------ Entries supplied ------
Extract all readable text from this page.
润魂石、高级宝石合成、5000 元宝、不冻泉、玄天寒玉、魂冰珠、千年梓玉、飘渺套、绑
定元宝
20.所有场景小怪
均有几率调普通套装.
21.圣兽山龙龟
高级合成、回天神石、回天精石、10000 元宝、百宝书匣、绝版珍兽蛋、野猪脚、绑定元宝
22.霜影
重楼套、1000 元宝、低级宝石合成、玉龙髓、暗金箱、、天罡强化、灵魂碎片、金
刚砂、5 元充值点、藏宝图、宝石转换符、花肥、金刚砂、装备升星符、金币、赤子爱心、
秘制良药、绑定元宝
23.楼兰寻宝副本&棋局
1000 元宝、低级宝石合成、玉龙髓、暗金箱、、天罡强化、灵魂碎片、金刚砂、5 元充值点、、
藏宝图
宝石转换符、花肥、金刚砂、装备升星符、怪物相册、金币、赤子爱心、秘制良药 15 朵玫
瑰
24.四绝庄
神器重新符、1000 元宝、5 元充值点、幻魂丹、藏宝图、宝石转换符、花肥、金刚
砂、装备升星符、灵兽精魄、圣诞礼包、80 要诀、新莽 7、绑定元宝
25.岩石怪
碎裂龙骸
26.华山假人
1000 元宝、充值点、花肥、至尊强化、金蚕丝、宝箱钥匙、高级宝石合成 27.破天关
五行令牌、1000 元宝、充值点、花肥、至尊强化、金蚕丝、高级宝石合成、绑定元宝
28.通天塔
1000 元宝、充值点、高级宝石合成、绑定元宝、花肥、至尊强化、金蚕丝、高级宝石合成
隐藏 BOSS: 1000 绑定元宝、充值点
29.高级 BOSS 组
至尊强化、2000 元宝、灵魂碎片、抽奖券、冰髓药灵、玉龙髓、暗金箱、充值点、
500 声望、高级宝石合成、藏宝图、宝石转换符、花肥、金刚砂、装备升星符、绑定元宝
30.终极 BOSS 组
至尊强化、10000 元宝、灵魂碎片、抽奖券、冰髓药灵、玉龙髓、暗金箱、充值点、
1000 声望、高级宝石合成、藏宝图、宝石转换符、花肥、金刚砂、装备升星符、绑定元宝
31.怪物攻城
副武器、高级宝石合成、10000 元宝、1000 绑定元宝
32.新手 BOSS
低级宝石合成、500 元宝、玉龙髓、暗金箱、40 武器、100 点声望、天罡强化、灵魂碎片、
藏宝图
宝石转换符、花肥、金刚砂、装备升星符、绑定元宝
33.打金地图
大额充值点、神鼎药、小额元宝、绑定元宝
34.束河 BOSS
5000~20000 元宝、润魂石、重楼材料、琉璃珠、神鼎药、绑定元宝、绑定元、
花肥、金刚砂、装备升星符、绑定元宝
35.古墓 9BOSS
------
------ Entries supplied ------
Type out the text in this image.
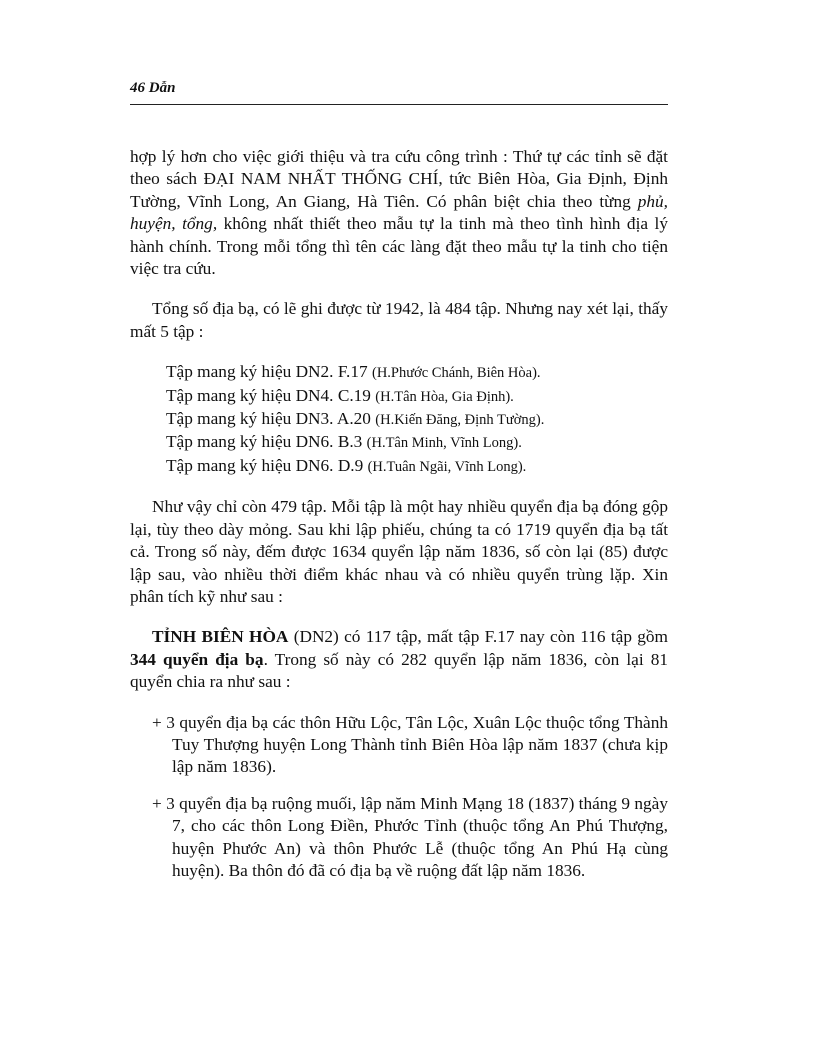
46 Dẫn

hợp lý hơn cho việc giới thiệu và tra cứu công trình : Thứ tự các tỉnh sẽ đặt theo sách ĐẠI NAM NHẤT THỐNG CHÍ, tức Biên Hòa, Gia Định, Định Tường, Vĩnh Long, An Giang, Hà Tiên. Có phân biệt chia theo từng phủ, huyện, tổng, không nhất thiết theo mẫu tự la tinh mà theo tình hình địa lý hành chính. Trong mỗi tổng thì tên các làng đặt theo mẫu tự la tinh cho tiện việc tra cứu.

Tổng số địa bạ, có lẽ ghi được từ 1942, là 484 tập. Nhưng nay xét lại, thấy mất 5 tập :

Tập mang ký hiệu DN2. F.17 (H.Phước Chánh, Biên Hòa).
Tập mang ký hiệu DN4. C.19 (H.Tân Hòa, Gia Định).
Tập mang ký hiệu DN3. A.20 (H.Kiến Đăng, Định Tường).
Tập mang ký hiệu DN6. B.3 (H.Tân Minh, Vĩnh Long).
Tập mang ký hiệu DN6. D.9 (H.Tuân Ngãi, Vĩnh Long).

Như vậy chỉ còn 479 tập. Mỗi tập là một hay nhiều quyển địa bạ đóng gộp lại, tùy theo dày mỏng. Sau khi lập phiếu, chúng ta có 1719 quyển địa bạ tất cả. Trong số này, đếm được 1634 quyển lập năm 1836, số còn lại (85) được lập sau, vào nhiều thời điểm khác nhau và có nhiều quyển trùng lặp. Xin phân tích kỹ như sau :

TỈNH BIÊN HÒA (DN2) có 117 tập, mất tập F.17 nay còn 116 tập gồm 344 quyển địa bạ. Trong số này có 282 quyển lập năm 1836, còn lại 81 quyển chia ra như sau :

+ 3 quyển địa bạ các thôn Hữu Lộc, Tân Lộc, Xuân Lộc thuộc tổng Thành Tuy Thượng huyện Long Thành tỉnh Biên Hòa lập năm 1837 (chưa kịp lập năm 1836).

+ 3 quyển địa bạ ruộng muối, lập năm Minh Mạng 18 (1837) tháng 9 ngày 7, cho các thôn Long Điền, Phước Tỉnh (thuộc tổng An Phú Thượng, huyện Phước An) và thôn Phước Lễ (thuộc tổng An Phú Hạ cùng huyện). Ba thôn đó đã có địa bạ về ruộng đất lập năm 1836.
------
**Exercise details**
Considering only the records above, state the number of lines that include the word "chia", with nothing added.

**Expected output**
2